* QUÉ ENTREGAR: Devuelve sin cambios el fragmento del texto seleccionado que va desde "El público a" hasta "fusilamientos e incendios.", ambos incluidos.

* TEXTO SELECCIONADO:
Aunque sean breves instantes los que estáis ante ellos, no podéis sino sufrir
atrozmente con su vista. Se explica que muchos reos sentenciados a la última
pena soliciten que les venden los ojos.
Por otra parte,
cuando se pide como postrera gracia un tabaco, lo suministrarán de pésima
calidad piadosas damas que poseen un celo admirable y una ignorancia candorosa
en materia de malos hábitos. Acontece otro tanto con el vasito de aguardiente,
que previene el ceremonial. La palidez de muchos en el postrer trance no
procede de otra cosa sino de la baja calidad del licor que les desgarra las entrañas.
El público a esta
clase de diversiones es siempre numeroso; lo constituyen gente de humilde
extracción, de tosca sensibilidad y de pésimo gusto en artes. Nada tan odioso
como hallarse delante de tales mirones. En balde asumiréis una actitud sobria,
un ademán noble y sin artificio. Nadie los estimará. Insensiblemente os veréis
compelidos a las burdas frases de los embaucadores.
Y luego, la
carencia de especialistas de fusilamientos en la prensa periódica. Quien
escribe de teatros y deportes tratará acerca de fusilamientos e incendios.
¡Perniciosa confusión de conceptos! Un fusilamiento y un incendio no son ni un
deporte ni un espectáculo teatral. De aquí proviene ese estilo ampuloso que
aflige al connaisseur, esas expresiones de tan penosa lectura como
“visiblemente conmovido”, “su rostro denotaba la contrición”, “el terrible
castigo”, etcétera.
Si el Estado quiere
evitar eficazmente las evasiones de los condenados a la última pena, que no
redoble las guardias, ni eleve los muros de las prisiones. Que purifique
solamente de pormenores enfadosos y de aparato ridículo un acto que a los ojos
de algunos conserva todavía cierta importancia.
De: Material de Lectura.UNAM
Para Lauro Zavala, académico mejicano
de renombre mundial, las características de la minificción son las de un
“antivirus”: “La minificción es el antivirus de la
literatura, pues su lectura tiene los siguientes efectos en quienes se
aproximan a ella: vacuna a los niños y a otros lectores primerizos para
volverse adictos a la literatura; corrige problemas de lectura de quienes están
anclados en un único género, ya sea la novela, el cuento, la poesía, el ensayo
o incluso en una única sección del diario; permite aproximarse a obras
monumentales desde la accesibilidad del fragmento”.

* SECCIÓN DE DATOS:

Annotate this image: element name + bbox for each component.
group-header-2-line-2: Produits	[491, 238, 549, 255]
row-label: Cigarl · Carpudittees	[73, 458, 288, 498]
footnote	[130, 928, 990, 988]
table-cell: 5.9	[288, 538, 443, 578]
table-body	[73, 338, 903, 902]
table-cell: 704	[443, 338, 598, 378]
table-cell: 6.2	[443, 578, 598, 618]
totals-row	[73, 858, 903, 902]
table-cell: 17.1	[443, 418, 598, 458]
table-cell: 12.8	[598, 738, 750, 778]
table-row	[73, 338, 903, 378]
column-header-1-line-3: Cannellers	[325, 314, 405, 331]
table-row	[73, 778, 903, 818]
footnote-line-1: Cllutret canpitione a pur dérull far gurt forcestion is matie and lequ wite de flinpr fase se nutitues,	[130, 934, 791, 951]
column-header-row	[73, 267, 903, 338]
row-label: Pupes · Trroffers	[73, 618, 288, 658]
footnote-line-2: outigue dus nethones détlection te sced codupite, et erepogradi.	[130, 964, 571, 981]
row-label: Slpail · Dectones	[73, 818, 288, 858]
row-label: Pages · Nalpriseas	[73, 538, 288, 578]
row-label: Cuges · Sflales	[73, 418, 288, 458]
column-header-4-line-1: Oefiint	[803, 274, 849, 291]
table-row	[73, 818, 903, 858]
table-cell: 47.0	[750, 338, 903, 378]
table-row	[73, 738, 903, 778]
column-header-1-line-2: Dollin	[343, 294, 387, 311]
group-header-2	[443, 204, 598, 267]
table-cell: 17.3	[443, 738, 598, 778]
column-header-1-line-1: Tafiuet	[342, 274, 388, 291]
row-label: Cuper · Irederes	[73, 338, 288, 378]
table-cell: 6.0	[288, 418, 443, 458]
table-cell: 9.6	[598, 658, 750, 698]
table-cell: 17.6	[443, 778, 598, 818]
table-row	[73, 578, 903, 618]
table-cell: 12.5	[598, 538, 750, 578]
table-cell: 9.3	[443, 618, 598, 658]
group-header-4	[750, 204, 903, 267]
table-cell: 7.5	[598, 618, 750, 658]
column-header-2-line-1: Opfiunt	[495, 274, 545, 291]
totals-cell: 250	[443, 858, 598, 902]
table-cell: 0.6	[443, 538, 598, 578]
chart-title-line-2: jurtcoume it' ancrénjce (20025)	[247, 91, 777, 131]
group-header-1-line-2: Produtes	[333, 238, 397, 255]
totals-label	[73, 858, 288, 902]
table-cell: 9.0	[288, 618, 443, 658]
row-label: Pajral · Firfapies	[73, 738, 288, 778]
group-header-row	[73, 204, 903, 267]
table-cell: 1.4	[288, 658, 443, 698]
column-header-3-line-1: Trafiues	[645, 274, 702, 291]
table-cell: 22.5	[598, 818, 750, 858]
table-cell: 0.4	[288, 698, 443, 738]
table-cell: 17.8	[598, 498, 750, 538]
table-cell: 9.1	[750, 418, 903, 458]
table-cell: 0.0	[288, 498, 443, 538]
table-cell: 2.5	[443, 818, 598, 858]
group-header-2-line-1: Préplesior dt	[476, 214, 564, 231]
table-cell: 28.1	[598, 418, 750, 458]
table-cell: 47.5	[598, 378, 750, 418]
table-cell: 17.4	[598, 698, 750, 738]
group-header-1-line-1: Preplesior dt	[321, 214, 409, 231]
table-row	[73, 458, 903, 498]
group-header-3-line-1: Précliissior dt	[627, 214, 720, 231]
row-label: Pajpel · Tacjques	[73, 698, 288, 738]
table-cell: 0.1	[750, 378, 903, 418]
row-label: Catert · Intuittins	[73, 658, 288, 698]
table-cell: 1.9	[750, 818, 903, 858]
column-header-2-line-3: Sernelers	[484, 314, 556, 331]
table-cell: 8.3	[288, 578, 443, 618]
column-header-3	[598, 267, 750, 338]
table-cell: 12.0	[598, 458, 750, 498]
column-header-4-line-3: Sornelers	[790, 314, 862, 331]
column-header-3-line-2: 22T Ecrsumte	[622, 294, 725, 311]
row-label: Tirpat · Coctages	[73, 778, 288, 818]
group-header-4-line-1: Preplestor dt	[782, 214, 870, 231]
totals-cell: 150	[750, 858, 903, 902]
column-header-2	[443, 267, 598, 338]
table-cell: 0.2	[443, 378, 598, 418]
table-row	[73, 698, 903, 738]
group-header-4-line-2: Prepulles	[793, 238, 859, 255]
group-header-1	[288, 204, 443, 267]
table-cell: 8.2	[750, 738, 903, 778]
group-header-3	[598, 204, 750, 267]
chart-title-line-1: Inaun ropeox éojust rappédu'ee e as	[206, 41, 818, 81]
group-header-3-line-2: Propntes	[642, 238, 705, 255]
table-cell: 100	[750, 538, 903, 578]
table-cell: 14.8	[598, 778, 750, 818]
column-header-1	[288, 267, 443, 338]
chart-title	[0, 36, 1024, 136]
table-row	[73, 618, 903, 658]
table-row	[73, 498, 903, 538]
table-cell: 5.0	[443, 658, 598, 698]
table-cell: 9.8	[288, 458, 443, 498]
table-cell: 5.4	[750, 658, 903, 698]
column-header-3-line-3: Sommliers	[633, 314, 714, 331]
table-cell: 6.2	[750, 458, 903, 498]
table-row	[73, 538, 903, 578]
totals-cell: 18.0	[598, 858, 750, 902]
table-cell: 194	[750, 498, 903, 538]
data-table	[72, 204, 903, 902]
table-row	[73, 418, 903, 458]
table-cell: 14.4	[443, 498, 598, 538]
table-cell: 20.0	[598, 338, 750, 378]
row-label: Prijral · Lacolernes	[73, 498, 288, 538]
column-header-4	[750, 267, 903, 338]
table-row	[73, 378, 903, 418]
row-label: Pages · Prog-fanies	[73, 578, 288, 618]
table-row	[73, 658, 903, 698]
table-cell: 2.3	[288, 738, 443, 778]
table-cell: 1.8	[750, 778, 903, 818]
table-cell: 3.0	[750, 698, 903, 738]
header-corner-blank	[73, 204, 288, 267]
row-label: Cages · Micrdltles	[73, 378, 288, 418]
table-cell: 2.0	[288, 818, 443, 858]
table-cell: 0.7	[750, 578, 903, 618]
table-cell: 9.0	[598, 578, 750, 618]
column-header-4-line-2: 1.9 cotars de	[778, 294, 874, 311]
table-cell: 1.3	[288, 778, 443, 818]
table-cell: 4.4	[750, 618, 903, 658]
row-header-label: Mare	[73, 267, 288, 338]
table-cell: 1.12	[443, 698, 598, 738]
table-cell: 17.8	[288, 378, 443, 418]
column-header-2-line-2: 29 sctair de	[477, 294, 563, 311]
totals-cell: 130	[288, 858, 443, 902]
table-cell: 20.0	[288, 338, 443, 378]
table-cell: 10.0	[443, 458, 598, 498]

* SOLUCIÓN:
El público a esta
clase de diversiones es siempre numeroso; lo constituyen gente de humilde
extracción, de tosca sensibilidad y de pésimo gusto en artes. Nada tan odioso
como hallarse delante de tales mirones. En balde asumiréis una actitud sobria,
un ademán noble y sin artificio. Nadie los estimará. Insensiblemente os veréis
compelidos a las burdas frases de los embaucadores.
Y luego, la
carencia de especialistas de fusilamientos en la prensa periódica. Quien
escribe de teatros y deportes tratará acerca de fusilamientos e incendios.